TO DO: Reproduce all entries verbatim, with nothing added or dropped.

▽

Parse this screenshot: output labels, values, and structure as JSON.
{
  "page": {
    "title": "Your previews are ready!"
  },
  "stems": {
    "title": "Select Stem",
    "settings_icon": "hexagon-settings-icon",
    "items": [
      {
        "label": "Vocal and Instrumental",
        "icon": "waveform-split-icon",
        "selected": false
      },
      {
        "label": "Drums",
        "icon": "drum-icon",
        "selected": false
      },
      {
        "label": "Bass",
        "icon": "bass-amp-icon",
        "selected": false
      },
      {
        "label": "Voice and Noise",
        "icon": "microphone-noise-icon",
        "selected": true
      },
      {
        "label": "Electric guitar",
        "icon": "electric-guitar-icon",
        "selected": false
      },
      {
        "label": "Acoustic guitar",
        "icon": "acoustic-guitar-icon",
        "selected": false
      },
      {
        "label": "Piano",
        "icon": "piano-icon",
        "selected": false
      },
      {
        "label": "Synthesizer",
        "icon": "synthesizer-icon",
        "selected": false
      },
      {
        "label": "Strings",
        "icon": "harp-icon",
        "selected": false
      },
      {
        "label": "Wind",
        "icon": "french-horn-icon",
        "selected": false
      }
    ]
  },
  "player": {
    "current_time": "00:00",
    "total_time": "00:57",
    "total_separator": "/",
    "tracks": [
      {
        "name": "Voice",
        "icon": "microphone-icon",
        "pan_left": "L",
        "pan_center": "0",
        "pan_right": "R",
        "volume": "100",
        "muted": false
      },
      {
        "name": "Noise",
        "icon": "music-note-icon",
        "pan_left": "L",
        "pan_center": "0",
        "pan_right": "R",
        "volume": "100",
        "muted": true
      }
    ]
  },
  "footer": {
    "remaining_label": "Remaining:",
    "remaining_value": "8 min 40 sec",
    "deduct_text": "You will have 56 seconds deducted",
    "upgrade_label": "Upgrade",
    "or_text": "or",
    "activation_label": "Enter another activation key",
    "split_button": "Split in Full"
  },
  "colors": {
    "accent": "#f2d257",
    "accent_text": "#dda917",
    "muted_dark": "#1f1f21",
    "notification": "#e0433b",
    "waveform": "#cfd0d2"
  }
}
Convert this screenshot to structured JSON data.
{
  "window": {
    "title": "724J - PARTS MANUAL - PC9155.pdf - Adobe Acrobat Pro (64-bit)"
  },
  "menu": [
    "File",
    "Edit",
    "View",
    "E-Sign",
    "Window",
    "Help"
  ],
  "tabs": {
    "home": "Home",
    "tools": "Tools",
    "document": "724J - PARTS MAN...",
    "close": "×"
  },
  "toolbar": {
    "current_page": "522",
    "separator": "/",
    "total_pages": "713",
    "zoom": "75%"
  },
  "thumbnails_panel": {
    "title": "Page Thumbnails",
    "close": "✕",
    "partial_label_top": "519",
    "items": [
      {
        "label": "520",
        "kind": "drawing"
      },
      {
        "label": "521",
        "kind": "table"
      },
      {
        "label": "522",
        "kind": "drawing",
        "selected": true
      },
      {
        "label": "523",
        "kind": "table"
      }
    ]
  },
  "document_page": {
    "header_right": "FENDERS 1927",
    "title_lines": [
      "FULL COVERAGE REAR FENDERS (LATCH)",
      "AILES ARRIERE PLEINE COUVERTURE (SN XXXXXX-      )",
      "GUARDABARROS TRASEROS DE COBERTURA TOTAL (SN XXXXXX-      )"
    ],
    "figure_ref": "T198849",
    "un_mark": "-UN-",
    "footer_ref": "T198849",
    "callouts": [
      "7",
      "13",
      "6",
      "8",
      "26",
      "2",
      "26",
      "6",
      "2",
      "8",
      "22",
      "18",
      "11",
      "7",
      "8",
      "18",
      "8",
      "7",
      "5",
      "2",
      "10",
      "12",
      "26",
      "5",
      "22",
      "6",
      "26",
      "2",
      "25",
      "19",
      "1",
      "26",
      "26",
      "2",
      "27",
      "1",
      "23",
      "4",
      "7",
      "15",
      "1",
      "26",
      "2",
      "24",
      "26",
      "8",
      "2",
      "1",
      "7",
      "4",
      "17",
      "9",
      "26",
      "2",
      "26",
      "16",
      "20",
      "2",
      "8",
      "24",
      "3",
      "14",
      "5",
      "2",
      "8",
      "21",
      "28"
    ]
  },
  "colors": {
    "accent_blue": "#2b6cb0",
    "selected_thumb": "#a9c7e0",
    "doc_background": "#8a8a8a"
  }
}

△

OUTPUT FOR THIS TASK:
Parse this screenshot: output labels, values, and structure as JSON.
{
  "page": {
    "title": "Your previews are ready!"
  },
  "stems": {
    "title": "Select Stem",
    "settings_icon": "hexagon-settings-icon",
    "items": [
      {
        "label": "Vocal and Instrumental",
        "icon": "waveform-split-icon",
        "selected": false
      },
      {
        "label": "Drums",
        "icon": "drum-icon",
        "selected": false
      },
      {
        "label": "Bass",
        "icon": "bass-amp-icon",
        "selected": false
      },
      {
        "label": "Voice and Noise",
        "icon": "microphone-noise-icon",
        "selected": true
      },
      {
        "label": "Electric guitar",
        "icon": "electric-guitar-icon",
        "selected": false
      },
      {
        "label": "Acoustic guitar",
        "icon": "acoustic-guitar-icon",
        "selected": false
      },
      {
        "label": "Piano",
        "icon": "piano-icon",
        "selected": false
      },
      {
        "label": "Synthesizer",
        "icon": "synthesizer-icon",
        "selected": false
      },
      {
        "label": "Strings",
        "icon": "harp-icon",
        "selected": false
      },
      {
        "label": "Wind",
        "icon": "french-horn-icon",
        "selected": false
      }
    ]
  },
  "player": {
    "current_time": "00:00",
    "total_time": "00:57",
    "total_separator": "/",
    "tracks": [
      {
        "name": "Voice",
        "icon": "microphone-icon",
        "pan_left": "L",
        "pan_center": "0",
        "pan_right": "R",
        "volume": "100",
        "muted": false
      },
      {
        "name": "Noise",
        "icon": "music-note-icon",
        "pan_left": "L",
        "pan_center": "0",
        "pan_right": "R",
        "volume": "100",
        "muted": true
      }
    ]
  },
  "footer": {
    "remaining_label": "Remaining:",
    "remaining_value": "8 min 40 sec",
    "deduct_text": "You will have 56 seconds deducted",
    "upgrade_label": "Upgrade",
    "or_text": "or",
    "activation_label": "Enter another activation key",
    "split_button": "Split in Full"
  },
  "colors": {
    "accent": "#f2d257",
    "accent_text": "#dda917",
    "muted_dark": "#1f1f21",
    "notification": "#e0433b",
    "waveform": "#cfd0d2"
  }
}
Convert this screenshot to structured JSON data.
{
  "window": {
    "title": "724J - PARTS MANUAL - PC9155.pdf - Adobe Acrobat Pro (64-bit)"
  },
  "menu": [
    "File",
    "Edit",
    "View",
    "E-Sign",
    "Window",
    "Help"
  ],
  "tabs": {
    "home": "Home",
    "tools": "Tools",
    "document": "724J - PARTS MAN...",
    "close": "×"
  },
  "toolbar": {
    "current_page": "522",
    "separator": "/",
    "total_pages": "713",
    "zoom": "75%"
  },
  "thumbnails_panel": {
    "title": "Page Thumbnails",
    "close": "✕",
    "partial_label_top": "519",
    "items": [
      {
        "label": "520",
        "kind": "drawing"
      },
      {
        "label": "521",
        "kind": "table"
      },
      {
        "label": "522",
        "kind": "drawing",
        "selected": true
      },
      {
        "label": "523",
        "kind": "table"
      }
    ]
  },
  "document_page": {
    "header_right": "FENDERS 1927",
    "title_lines": [
      "FULL COVERAGE REAR FENDERS (LATCH)",
      "AILES ARRIERE PLEINE COUVERTURE (SN XXXXXX-      )",
      "GUARDABARROS TRASEROS DE COBERTURA TOTAL (SN XXXXXX-      )"
    ],
    "figure_ref": "T198849",
    "un_mark": "-UN-",
    "footer_ref": "T198849",
    "callouts": [
      "7",
      "13",
      "6",
      "8",
      "26",
      "2",
      "26",
      "6",
      "2",
      "8",
      "22",
      "18",
      "11",
      "7",
      "8",
      "18",
      "8",
      "7",
      "5",
      "2",
      "10",
      "12",
      "26",
      "5",
      "22",
      "6",
      "26",
      "2",
      "25",
      "19",
      "1",
      "26",
      "26",
      "2",
      "27",
      "1",
      "23",
      "4",
      "7",
      "15",
      "1",
      "26",
      "2",
      "24",
      "26",
      "8",
      "2",
      "1",
      "7",
      "4",
      "17",
      "9",
      "26",
      "2",
      "26",
      "16",
      "20",
      "2",
      "8",
      "24",
      "3",
      "14",
      "5",
      "2",
      "8",
      "21",
      "28"
    ]
  },
  "colors": {
    "accent_blue": "#2b6cb0",
    "selected_thumb": "#a9c7e0",
    "doc_background": "#8a8a8a"
  }
}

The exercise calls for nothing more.